▶ _DATA EXTRACT_
········
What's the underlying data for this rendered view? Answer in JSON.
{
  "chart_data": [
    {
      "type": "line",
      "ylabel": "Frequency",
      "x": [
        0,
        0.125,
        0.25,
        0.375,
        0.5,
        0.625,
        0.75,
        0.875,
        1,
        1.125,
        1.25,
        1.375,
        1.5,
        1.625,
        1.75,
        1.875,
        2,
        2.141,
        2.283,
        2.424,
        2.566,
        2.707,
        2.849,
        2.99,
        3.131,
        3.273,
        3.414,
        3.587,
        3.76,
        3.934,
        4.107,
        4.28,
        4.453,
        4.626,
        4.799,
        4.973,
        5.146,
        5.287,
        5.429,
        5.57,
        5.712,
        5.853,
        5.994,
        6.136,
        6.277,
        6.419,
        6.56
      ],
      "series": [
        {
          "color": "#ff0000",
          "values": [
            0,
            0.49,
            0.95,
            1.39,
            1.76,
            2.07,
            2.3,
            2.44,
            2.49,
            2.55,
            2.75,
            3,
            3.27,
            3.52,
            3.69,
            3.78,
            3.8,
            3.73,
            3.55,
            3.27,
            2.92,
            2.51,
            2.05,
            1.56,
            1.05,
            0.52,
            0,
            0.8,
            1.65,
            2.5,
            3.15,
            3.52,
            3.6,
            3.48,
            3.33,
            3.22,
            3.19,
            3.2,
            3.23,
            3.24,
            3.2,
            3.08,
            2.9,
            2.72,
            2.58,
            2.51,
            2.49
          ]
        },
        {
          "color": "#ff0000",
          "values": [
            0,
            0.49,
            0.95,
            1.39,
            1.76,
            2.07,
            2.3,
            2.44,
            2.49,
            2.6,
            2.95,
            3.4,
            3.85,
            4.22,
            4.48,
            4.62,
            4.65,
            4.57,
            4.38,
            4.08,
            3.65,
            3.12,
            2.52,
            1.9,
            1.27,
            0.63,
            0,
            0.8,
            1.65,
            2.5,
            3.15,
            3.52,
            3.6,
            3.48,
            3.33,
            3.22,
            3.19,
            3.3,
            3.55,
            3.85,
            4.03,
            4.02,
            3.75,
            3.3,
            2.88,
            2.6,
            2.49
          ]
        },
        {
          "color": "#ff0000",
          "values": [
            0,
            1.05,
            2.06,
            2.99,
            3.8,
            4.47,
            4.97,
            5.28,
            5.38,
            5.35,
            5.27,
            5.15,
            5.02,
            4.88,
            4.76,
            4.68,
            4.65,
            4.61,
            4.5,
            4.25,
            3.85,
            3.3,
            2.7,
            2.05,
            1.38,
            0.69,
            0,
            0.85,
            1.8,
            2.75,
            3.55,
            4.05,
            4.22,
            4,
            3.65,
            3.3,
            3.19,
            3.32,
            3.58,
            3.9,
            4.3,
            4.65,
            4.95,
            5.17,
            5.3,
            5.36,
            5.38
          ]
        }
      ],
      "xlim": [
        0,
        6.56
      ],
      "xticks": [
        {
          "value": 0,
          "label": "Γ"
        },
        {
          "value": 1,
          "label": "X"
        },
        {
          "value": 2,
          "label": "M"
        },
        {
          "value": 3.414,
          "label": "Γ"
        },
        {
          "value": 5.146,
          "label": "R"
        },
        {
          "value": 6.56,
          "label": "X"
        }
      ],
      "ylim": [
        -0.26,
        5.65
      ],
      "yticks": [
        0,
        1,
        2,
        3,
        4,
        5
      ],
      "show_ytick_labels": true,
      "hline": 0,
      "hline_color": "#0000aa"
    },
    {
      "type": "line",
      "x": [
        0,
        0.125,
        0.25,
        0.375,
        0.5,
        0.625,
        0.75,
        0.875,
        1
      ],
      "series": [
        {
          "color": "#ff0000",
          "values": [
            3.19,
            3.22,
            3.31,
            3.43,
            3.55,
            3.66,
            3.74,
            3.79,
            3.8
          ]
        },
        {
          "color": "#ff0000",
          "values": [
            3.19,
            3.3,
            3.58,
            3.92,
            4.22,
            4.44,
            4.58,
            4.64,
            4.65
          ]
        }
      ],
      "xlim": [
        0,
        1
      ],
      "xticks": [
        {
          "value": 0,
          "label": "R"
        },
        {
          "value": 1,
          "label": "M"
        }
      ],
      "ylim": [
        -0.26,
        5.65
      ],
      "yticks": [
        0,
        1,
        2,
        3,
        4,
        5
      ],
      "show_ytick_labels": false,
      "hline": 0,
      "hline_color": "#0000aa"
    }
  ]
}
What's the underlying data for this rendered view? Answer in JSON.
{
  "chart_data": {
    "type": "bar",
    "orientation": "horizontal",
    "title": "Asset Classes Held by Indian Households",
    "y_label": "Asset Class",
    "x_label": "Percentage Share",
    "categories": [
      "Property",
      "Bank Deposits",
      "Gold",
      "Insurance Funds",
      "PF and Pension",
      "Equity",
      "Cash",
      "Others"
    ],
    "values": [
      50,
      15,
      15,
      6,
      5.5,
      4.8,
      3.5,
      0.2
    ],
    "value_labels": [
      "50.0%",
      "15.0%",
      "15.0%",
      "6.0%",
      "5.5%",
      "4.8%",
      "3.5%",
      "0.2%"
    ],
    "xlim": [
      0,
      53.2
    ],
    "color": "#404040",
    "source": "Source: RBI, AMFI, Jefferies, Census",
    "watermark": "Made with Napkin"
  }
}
········
▶ _TASK_
Extract every entry in the listing word for word.

▶ _FINISHED ANSWER_
What's the underlying data for this rendered view? Answer in JSON.
{
  "chart_data": [
    {
      "type": "line",
      "ylabel": "Frequency",
      "x": [
        0,
        0.125,
        0.25,
        0.375,
        0.5,
        0.625,
        0.75,
        0.875,
        1,
        1.125,
        1.25,
        1.375,
        1.5,
        1.625,
        1.75,
        1.875,
        2,
        2.141,
        2.283,
        2.424,
        2.566,
        2.707,
        2.849,
        2.99,
        3.131,
        3.273,
        3.414,
        3.587,
        3.76,
        3.934,
        4.107,
        4.28,
        4.453,
        4.626,
        4.799,
        4.973,
        5.146,
        5.287,
        5.429,
        5.57,
        5.712,
        5.853,
        5.994,
        6.136,
        6.277,
        6.419,
        6.56
      ],
      "series": [
        {
          "color": "#ff0000",
          "values": [
            0,
            0.49,
            0.95,
            1.39,
            1.76,
            2.07,
            2.3,
            2.44,
            2.49,
            2.55,
            2.75,
            3,
            3.27,
            3.52,
            3.69,
            3.78,
            3.8,
            3.73,
            3.55,
            3.27,
            2.92,
            2.51,
            2.05,
            1.56,
            1.05,
            0.52,
            0,
            0.8,
            1.65,
            2.5,
            3.15,
            3.52,
            3.6,
            3.48,
            3.33,
            3.22,
            3.19,
            3.2,
            3.23,
            3.24,
            3.2,
            3.08,
            2.9,
            2.72,
            2.58,
            2.51,
            2.49
          ]
        },
        {
          "color": "#ff0000",
          "values": [
            0,
            0.49,
            0.95,
            1.39,
            1.76,
            2.07,
            2.3,
            2.44,
            2.49,
            2.6,
            2.95,
            3.4,
            3.85,
            4.22,
            4.48,
            4.62,
            4.65,
            4.57,
            4.38,
            4.08,
            3.65,
            3.12,
            2.52,
            1.9,
            1.27,
            0.63,
            0,
            0.8,
            1.65,
            2.5,
            3.15,
            3.52,
            3.6,
            3.48,
            3.33,
            3.22,
            3.19,
            3.3,
            3.55,
            3.85,
            4.03,
            4.02,
            3.75,
            3.3,
            2.88,
            2.6,
            2.49
          ]
        },
        {
          "color": "#ff0000",
          "values": [
            0,
            1.05,
            2.06,
            2.99,
            3.8,
            4.47,
            4.97,
            5.28,
            5.38,
            5.35,
            5.27,
            5.15,
            5.02,
            4.88,
            4.76,
            4.68,
            4.65,
            4.61,
            4.5,
            4.25,
            3.85,
            3.3,
            2.7,
            2.05,
            1.38,
            0.69,
            0,
            0.85,
            1.8,
            2.75,
            3.55,
            4.05,
            4.22,
            4,
            3.65,
            3.3,
            3.19,
            3.32,
            3.58,
            3.9,
            4.3,
            4.65,
            4.95,
            5.17,
            5.3,
            5.36,
            5.38
          ]
        }
      ],
      "xlim": [
        0,
        6.56
      ],
      "xticks": [
        {
          "value": 0,
          "label": "Γ"
        },
        {
          "value": 1,
          "label": "X"
        },
        {
          "value": 2,
          "label": "M"
        },
        {
          "value": 3.414,
          "label": "Γ"
        },
        {
          "value": 5.146,
          "label": "R"
        },
        {
          "value": 6.56,
          "label": "X"
        }
      ],
      "ylim": [
        -0.26,
        5.65
      ],
      "yticks": [
        0,
        1,
        2,
        3,
        4,
        5
      ],
      "show_ytick_labels": true,
      "hline": 0,
      "hline_color": "#0000aa"
    },
    {
      "type": "line",
      "x": [
        0,
        0.125,
        0.25,
        0.375,
        0.5,
        0.625,
        0.75,
        0.875,
        1
      ],
      "series": [
        {
          "color": "#ff0000",
          "values": [
            3.19,
            3.22,
            3.31,
            3.43,
            3.55,
            3.66,
            3.74,
            3.79,
            3.8
          ]
        },
        {
          "color": "#ff0000",
          "values": [
            3.19,
            3.3,
            3.58,
            3.92,
            4.22,
            4.44,
            4.58,
            4.64,
            4.65
          ]
        }
      ],
      "xlim": [
        0,
        1
      ],
      "xticks": [
        {
          "value": 0,
          "label": "R"
        },
        {
          "value": 1,
          "label": "M"
        }
      ],
      "ylim": [
        -0.26,
        5.65
      ],
      "yticks": [
        0,
        1,
        2,
        3,
        4,
        5
      ],
      "show_ytick_labels": false,
      "hline": 0,
      "hline_color": "#0000aa"
    }
  ]
}
What's the underlying data for this rendered view? Answer in JSON.
{
  "chart_data": {
    "type": "bar",
    "orientation": "horizontal",
    "title": "Asset Classes Held by Indian Households",
    "y_label": "Asset Class",
    "x_label": "Percentage Share",
    "categories": [
      "Property",
      "Bank Deposits",
      "Gold",
      "Insurance Funds",
      "PF and Pension",
      "Equity",
      "Cash",
      "Others"
    ],
    "values": [
      50,
      15,
      15,
      6,
      5.5,
      4.8,
      3.5,
      0.2
    ],
    "value_labels": [
      "50.0%",
      "15.0%",
      "15.0%",
      "6.0%",
      "5.5%",
      "4.8%",
      "3.5%",
      "0.2%"
    ],
    "xlim": [
      0,
      53.2
    ],
    "color": "#404040",
    "source": "Source: RBI, AMFI, Jefferies, Census",
    "watermark": "Made with Napkin"
  }
}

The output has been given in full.